[Selected text]:
□ □ □
# can't purchase my windows



## tcp1973 (Sep 15, 2009)

i had a company come and install thermalmaxx windows on the front of my house 2 years ago. they scammed me into thinking i was getting a good deal by becoming a feature house in my area.  i now would like to replace the rest of my windows in my house but i would like to do it myself instead of paying someone 800 dollars a window to do it.  the company that installed them says they wont just sell me windows, they have to install them too.  the same goes for home depot with their simonton line.  

is there a way to get these windows without going through a contractor? i can't seem to find anything in stores with similar quality and style to the ones i already have.  or does anyone know of a different brand that may be similar to the above two that i can purchase and install myself?  

thanks in advance
Travis


----------



## mudmixer (Sep 15, 2009)
□ □ □
Collected data rows
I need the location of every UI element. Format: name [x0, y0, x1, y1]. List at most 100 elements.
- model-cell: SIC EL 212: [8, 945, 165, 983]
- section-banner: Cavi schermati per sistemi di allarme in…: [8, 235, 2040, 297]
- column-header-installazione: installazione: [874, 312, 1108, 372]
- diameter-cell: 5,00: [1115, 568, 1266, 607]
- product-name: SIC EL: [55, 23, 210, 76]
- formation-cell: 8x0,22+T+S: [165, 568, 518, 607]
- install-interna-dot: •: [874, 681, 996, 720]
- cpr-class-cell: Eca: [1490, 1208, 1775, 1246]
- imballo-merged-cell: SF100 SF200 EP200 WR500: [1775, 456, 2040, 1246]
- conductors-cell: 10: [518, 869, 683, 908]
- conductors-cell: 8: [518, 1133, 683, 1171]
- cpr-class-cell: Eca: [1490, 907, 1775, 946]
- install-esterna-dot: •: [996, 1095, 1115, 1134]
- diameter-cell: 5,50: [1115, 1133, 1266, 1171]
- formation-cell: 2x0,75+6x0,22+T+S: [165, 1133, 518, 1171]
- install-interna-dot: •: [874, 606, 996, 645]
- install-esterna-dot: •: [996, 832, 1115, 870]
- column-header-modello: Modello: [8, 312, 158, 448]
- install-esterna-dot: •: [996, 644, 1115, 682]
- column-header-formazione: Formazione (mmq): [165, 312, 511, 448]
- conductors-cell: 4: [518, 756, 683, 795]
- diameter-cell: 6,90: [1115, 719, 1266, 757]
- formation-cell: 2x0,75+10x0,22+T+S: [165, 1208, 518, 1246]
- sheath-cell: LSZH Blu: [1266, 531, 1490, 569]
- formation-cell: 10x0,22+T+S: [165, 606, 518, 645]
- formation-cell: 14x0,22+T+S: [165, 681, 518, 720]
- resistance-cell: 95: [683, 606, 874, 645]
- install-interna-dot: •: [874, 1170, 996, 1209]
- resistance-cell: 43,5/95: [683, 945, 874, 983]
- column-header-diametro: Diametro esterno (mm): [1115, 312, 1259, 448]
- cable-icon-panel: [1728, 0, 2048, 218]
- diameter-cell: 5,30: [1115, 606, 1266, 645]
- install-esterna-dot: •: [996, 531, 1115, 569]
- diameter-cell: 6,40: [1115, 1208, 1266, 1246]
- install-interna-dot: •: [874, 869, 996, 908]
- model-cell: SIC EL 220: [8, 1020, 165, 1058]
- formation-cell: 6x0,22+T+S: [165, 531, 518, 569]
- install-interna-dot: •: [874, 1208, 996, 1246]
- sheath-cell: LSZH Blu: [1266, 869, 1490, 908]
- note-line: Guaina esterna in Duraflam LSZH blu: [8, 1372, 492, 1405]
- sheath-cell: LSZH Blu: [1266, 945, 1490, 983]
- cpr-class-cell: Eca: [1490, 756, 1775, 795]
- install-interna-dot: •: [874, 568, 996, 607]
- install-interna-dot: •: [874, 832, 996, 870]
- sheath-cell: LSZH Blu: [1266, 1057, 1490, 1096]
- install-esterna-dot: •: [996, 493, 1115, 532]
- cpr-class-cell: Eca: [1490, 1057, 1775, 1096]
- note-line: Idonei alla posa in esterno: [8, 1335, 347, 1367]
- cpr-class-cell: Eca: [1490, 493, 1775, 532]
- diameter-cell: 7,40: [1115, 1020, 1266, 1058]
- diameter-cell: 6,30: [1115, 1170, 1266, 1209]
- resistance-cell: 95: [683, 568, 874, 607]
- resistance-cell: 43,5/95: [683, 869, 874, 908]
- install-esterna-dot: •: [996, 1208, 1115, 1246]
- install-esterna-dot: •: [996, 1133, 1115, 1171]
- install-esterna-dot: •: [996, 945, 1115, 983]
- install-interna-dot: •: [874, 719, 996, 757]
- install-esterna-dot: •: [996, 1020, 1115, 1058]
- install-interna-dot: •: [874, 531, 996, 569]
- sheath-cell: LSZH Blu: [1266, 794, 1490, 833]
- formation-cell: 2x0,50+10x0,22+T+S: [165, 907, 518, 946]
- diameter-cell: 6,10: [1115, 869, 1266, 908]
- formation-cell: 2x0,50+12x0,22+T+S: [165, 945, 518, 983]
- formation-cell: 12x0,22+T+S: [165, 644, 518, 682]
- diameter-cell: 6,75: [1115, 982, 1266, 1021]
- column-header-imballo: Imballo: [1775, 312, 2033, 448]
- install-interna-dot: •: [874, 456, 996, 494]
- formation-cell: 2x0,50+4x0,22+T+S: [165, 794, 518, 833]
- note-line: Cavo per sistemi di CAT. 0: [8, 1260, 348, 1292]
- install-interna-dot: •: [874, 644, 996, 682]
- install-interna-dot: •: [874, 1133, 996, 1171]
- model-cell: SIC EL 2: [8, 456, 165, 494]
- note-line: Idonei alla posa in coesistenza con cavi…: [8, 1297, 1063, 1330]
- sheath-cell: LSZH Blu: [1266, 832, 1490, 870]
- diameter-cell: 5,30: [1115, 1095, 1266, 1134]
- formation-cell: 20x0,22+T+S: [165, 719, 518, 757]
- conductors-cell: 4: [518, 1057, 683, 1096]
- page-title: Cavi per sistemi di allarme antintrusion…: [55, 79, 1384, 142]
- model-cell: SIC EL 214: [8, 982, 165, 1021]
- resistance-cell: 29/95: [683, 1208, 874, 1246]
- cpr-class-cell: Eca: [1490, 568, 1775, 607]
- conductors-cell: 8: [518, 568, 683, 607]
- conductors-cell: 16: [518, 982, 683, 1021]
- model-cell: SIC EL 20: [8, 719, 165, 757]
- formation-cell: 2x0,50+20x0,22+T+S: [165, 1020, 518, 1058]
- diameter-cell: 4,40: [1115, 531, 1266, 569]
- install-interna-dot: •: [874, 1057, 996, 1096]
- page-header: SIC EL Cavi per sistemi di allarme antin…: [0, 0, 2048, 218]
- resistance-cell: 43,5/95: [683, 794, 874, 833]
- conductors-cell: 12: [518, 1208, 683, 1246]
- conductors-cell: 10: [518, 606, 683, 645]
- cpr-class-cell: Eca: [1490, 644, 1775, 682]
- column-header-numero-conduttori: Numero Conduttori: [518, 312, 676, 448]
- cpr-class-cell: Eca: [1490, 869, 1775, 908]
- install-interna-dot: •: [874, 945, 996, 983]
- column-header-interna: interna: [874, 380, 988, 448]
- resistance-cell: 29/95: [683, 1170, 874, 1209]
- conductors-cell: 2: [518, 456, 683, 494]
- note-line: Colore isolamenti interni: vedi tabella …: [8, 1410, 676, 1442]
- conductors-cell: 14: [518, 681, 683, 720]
□ □ □
[Tasks for this exercise]:
a. Output the passage of the window thread from "i had a company" to "their simonton line.".
b. List every heading in the window thread.
c. Carry the thread about buying replacement windows forward from the point where it stops.
These rows were taken from a separate source.

[Exercise results]:
a.
i had a company come and install thermalmaxx windows on the front of my house 2 years ago. they scammed me into thinking i was getting a good deal by becoming a feature house in my area.  i now would like to replace the rest of my windows in my house but i would like to do it myself instead of paying someone 800 dollars a window to do it.  the company that installed them says they wont just sell me windows, they have to install them too.  the same goes for home depot with their simonton line.

b.
- can't purchase my windows
- tcp1973 (Sep 15, 2009)
- mudmixer (Sep 15, 2009)

c.
Since over 65% or the windows are installed improperly, it is not surprising that some people try to exercise control and limit liability. Some G.C. will not have their own carpenters install windows and exterior doors, but chose to have them installed by a certified window installer. This has been cause by the number of past claims/loses that have been decided by the courts or insurance companies. Moisture and mold problems get very expensive when they finally get discovered.

Some manufacturers do not want to get involved in disputes over just to sell a window or two and want to control the use including installation.

Your case seems to be a little bit of a sham, but you can always hunt elsewhere for some similar.


----------



## oldognewtrick (Sep 15, 2009)

Travis, look in the yellow pages for window supplier/MFG or try going to a siding supply house. As mudmixer stated there's more to installing a window than pulling one out and sticking another in. 800.00 an opening seems pretty pricey though. I didn't know Home Depot wouldn't sell just windows.


----------



## tcp1973 (Sep 15, 2009)

my father in law installed the windows in his house and i also have a general contractor for a cousin so i think i'm good on the installing portion.  it is just finding the right window and being able to purchase it that's proving to be difficult.  

thanks for the ideas, home depot does sell windows, but the simonton line they have is exclusive to the home services division so they only sell them if they get to install them too.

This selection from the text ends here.